Gather up the lines with the word "REGULADOS" in them.

┄┄┄┄┄┄┄┄┄┄

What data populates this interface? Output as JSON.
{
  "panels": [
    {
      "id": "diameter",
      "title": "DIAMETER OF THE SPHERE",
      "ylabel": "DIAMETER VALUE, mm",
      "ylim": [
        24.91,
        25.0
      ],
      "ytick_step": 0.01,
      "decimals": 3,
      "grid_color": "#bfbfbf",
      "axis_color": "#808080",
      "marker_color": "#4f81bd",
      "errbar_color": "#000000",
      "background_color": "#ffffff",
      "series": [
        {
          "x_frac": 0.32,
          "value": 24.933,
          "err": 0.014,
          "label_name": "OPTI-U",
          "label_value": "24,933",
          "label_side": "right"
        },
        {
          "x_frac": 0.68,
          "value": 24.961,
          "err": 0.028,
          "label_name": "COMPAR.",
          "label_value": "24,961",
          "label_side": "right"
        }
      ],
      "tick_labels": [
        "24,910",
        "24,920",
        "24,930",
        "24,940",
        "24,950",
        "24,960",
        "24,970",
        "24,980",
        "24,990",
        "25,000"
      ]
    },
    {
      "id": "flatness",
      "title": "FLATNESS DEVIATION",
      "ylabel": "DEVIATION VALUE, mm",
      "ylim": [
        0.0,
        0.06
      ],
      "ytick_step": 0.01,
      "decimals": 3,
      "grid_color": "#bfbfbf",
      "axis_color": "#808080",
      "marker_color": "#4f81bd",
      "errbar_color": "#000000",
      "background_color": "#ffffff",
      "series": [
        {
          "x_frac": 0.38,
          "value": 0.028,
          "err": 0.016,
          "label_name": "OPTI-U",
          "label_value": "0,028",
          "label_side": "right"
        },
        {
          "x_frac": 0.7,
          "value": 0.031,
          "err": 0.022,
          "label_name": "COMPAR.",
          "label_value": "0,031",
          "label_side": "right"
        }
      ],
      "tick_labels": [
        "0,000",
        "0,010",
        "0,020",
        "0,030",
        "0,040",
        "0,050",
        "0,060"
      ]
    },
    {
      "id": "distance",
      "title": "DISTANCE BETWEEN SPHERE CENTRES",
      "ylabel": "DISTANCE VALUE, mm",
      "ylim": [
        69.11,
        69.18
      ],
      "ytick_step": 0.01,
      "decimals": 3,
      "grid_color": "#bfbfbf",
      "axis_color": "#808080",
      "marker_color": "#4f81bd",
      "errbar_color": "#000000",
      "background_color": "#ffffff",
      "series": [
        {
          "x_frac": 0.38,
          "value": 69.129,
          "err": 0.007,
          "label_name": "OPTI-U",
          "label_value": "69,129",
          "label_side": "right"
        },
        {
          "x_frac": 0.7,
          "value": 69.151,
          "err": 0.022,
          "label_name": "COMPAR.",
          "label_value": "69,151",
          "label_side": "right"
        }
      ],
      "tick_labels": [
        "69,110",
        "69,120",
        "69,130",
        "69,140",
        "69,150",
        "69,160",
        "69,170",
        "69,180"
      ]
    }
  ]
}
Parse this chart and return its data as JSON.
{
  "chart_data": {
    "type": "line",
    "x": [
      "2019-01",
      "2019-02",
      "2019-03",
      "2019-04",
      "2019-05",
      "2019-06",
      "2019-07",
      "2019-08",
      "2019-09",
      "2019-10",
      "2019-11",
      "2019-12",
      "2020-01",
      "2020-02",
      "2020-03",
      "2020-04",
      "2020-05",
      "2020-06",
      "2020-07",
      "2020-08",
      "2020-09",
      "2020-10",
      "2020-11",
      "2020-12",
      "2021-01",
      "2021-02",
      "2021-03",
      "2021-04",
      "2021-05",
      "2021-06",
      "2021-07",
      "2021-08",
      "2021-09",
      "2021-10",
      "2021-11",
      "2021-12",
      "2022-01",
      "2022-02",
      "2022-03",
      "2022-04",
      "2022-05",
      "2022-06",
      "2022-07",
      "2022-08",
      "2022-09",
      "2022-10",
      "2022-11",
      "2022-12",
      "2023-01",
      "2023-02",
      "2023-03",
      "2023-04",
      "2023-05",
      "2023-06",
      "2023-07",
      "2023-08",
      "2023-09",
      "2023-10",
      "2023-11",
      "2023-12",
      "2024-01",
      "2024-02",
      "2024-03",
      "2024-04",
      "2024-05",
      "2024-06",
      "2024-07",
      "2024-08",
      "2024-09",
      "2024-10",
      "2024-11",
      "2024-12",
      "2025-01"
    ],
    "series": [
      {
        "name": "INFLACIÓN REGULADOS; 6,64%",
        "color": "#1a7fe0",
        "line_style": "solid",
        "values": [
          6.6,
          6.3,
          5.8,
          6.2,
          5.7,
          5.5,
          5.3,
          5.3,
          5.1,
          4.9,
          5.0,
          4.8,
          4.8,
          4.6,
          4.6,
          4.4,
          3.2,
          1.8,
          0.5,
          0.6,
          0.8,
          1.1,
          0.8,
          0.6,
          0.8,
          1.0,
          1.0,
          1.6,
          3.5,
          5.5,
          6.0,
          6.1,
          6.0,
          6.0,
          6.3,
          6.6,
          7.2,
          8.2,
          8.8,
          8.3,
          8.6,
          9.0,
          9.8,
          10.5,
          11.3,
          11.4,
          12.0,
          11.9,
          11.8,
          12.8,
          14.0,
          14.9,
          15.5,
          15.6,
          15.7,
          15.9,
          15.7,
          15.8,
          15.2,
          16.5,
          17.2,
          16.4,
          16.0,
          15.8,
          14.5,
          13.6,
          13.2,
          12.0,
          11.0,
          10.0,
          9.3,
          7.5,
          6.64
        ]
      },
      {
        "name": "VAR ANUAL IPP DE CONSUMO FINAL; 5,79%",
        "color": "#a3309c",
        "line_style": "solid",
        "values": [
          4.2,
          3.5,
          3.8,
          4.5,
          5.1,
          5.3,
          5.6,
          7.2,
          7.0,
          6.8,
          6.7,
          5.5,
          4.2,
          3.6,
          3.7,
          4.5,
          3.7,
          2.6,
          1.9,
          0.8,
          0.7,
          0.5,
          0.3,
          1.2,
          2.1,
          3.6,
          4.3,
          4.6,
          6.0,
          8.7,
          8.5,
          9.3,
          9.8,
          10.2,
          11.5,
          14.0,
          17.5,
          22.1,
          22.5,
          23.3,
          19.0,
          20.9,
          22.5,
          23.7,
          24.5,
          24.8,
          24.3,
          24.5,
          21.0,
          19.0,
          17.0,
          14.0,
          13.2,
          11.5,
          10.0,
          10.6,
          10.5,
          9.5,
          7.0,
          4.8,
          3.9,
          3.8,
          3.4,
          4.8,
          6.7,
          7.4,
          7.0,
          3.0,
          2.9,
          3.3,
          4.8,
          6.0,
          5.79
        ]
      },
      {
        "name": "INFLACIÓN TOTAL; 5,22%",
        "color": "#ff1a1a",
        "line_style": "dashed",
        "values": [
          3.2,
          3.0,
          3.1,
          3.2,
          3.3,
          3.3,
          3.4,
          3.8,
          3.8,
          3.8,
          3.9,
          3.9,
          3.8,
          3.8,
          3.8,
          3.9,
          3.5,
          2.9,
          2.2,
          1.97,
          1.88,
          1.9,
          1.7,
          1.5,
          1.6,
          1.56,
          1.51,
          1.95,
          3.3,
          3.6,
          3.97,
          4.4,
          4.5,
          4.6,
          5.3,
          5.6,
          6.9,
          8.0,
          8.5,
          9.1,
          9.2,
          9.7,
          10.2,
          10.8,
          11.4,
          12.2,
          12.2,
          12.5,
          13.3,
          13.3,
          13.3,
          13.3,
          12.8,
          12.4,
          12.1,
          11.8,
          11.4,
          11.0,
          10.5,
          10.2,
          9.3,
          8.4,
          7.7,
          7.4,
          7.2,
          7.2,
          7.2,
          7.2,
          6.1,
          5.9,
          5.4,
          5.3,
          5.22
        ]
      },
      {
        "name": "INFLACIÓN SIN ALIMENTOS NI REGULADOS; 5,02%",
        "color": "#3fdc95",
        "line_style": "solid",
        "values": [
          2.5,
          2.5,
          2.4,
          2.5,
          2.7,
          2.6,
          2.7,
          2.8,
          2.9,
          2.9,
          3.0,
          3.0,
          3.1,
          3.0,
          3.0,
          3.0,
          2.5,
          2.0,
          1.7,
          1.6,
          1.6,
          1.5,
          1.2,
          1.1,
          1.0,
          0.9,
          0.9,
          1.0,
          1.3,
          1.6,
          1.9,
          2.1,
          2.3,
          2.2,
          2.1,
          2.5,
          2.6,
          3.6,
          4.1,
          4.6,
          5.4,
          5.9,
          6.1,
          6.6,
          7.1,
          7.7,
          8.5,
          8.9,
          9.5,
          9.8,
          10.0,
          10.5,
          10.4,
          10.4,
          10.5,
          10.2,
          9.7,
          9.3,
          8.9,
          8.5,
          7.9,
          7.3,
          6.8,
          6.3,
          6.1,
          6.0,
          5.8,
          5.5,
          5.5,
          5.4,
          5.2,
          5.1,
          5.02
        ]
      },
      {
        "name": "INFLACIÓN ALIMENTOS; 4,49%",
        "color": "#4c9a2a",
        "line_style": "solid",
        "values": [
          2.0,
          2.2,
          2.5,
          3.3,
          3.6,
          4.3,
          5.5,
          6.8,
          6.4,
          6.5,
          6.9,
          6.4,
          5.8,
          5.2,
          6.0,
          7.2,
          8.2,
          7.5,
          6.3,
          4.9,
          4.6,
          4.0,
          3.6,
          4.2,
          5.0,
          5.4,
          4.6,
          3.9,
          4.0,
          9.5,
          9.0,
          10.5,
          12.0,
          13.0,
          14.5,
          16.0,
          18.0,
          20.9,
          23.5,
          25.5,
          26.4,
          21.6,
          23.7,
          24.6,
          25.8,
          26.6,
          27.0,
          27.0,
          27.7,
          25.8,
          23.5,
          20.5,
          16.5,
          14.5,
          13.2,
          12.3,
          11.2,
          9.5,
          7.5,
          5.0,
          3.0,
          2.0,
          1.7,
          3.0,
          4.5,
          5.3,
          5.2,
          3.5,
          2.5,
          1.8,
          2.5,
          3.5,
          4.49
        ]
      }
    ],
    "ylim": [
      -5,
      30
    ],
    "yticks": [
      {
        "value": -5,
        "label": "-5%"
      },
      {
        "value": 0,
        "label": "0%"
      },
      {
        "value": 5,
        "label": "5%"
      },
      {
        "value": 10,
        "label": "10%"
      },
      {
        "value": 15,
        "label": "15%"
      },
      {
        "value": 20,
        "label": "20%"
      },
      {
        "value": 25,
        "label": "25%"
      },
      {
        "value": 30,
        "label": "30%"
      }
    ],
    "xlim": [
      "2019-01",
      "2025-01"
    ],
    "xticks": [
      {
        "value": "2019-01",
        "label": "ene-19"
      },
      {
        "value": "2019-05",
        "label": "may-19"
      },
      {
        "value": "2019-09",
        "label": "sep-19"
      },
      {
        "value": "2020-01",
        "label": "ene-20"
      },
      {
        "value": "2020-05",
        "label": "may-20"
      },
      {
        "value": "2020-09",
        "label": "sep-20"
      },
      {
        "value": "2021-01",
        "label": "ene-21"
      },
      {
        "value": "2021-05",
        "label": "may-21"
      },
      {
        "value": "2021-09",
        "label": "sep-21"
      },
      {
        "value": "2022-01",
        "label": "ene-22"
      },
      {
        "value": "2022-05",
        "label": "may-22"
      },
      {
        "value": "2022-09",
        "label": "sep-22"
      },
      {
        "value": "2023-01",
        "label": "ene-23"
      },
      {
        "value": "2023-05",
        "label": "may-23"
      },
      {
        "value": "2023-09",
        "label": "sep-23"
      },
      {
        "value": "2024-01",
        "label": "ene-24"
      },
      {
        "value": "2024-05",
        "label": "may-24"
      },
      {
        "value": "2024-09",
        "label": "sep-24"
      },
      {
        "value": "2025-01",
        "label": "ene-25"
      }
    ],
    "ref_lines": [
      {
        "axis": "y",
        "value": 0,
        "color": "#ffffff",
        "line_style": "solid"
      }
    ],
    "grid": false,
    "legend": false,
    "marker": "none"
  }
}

┄┄┄┄┄┄┄┄┄┄

Solved problem -
        "name": "INFLACIÓN REGULADOS; 6,64%",
        "name": "INFLACIÓN SIN ALIMENTOS NI REGULADOS; 5,02%",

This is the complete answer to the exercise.